Saved entries
• • • • • • •
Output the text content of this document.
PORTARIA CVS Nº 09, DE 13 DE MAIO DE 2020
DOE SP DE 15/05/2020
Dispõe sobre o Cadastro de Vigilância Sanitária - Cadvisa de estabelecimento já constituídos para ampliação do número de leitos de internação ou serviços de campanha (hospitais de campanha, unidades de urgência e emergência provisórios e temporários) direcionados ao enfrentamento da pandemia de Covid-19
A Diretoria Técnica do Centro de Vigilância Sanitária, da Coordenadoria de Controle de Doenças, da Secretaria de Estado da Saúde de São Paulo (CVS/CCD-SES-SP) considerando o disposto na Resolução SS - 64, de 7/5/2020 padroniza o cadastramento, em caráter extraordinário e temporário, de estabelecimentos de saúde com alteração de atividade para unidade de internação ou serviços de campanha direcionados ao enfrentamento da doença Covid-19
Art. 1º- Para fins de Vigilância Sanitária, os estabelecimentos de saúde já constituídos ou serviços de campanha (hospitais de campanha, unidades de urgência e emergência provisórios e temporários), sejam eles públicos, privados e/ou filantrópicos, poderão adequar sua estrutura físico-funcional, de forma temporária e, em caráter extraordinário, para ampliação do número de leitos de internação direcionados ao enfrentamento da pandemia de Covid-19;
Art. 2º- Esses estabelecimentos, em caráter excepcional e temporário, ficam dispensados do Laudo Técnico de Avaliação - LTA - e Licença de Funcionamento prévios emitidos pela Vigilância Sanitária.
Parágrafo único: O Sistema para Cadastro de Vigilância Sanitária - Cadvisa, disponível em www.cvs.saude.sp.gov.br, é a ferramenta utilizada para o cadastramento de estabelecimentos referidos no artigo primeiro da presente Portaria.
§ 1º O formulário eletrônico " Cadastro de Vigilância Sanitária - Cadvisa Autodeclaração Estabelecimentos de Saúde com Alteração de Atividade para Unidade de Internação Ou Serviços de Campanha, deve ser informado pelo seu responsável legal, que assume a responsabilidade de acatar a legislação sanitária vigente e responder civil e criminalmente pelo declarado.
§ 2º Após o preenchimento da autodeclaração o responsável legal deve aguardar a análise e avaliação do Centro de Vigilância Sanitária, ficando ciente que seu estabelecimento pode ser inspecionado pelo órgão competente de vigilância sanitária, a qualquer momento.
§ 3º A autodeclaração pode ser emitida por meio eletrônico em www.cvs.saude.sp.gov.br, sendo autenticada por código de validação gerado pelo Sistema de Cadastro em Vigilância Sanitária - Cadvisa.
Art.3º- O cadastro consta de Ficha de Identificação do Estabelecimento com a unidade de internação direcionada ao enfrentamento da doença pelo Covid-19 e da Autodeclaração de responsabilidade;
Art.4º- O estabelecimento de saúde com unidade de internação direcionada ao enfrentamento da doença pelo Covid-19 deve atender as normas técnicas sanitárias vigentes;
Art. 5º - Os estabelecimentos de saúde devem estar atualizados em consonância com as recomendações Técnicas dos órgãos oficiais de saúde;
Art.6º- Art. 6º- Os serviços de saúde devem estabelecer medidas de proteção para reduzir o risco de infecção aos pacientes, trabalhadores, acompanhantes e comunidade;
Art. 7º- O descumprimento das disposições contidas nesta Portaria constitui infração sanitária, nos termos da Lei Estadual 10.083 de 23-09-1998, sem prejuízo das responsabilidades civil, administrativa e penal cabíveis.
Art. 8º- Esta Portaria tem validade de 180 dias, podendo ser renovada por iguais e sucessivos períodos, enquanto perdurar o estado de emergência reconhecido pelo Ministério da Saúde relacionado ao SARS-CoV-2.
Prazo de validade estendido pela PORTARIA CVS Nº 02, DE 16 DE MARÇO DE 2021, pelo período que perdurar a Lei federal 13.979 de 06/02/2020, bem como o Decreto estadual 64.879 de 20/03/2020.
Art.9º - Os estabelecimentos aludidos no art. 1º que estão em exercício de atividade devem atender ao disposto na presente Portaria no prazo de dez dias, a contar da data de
• • • • • • •
→ TASK STATEMENT: Write out every entry again, keeping each line exactly the same.

→ RESPONSE:
Output the text content of this document.
PORTARIA CVS Nº 09, DE 13 DE MAIO DE 2020
DOE SP DE 15/05/2020
Dispõe sobre o Cadastro de Vigilância Sanitária - Cadvisa de estabelecimento já constituídos para ampliação do número de leitos de internação ou serviços de campanha (hospitais de campanha, unidades de urgência e emergência provisórios e temporários) direcionados ao enfrentamento da pandemia de Covid-19
A Diretoria Técnica do Centro de Vigilância Sanitária, da Coordenadoria de Controle de Doenças, da Secretaria de Estado da Saúde de São Paulo (CVS/CCD-SES-SP) considerando o disposto na Resolução SS - 64, de 7/5/2020 padroniza o cadastramento, em caráter extraordinário e temporário, de estabelecimentos de saúde com alteração de atividade para unidade de internação ou serviços de campanha direcionados ao enfrentamento da doença Covid-19
Art. 1º- Para fins de Vigilância Sanitária, os estabelecimentos de saúde já constituídos ou serviços de campanha (hospitais de campanha, unidades de urgência e emergência provisórios e temporários), sejam eles públicos, privados e/ou filantrópicos, poderão adequar sua estrutura físico-funcional, de forma temporária e, em caráter extraordinário, para ampliação do número de leitos de internação direcionados ao enfrentamento da pandemia de Covid-19;
Art. 2º- Esses estabelecimentos, em caráter excepcional e temporário, ficam dispensados do Laudo Técnico de Avaliação - LTA - e Licença de Funcionamento prévios emitidos pela Vigilância Sanitária.
Parágrafo único: O Sistema para Cadastro de Vigilância Sanitária - Cadvisa, disponível em www.cvs.saude.sp.gov.br, é a ferramenta utilizada para o cadastramento de estabelecimentos referidos no artigo primeiro da presente Portaria.
§ 1º O formulário eletrônico " Cadastro de Vigilância Sanitária - Cadvisa Autodeclaração Estabelecimentos de Saúde com Alteração de Atividade para Unidade de Internação Ou Serviços de Campanha, deve ser informado pelo seu responsável legal, que assume a responsabilidade de acatar a legislação sanitária vigente e responder civil e criminalmente pelo declarado.
§ 2º Após o preenchimento da autodeclaração o responsável legal deve aguardar a análise e avaliação do Centro de Vigilância Sanitária, ficando ciente que seu estabelecimento pode ser inspecionado pelo órgão competente de vigilância sanitária, a qualquer momento.
§ 3º A autodeclaração pode ser emitida por meio eletrônico em www.cvs.saude.sp.gov.br, sendo autenticada por código de validação gerado pelo Sistema de Cadastro em Vigilância Sanitária - Cadvisa.
Art.3º- O cadastro consta de Ficha de Identificação do Estabelecimento com a unidade de internação direcionada ao enfrentamento da doença pelo Covid-19 e da Autodeclaração de responsabilidade;
Art.4º- O estabelecimento de saúde com unidade de internação direcionada ao enfrentamento da doença pelo Covid-19 deve atender as normas técnicas sanitárias vigentes;
Art. 5º - Os estabelecimentos de saúde devem estar atualizados em consonância com as recomendações Técnicas dos órgãos oficiais de saúde;
Art.6º- Art. 6º- Os serviços de saúde devem estabelecer medidas de proteção para reduzir o risco de infecção aos pacientes, trabalhadores, acompanhantes e comunidade;
Art. 7º- O descumprimento das disposições contidas nesta Portaria constitui infração sanitária, nos termos da Lei Estadual 10.083 de 23-09-1998, sem prejuízo das responsabilidades civil, administrativa e penal cabíveis.
Art. 8º- Esta Portaria tem validade de 180 dias, podendo ser renovada por iguais e sucessivos períodos, enquanto perdurar o estado de emergência reconhecido pelo Ministério da Saúde relacionado ao SARS-CoV-2.
Prazo de validade estendido pela PORTARIA CVS Nº 02, DE 16 DE MARÇO DE 2021, pelo período que perdurar a Lei federal 13.979 de 06/02/2020, bem como o Decreto estadual 64.879 de 20/03/2020.
Art.9º - Os estabelecimentos aludidos no art. 1º que estão em exercício de atividade devem atender ao disposto na presente Portaria no prazo de dez dias, a contar da data de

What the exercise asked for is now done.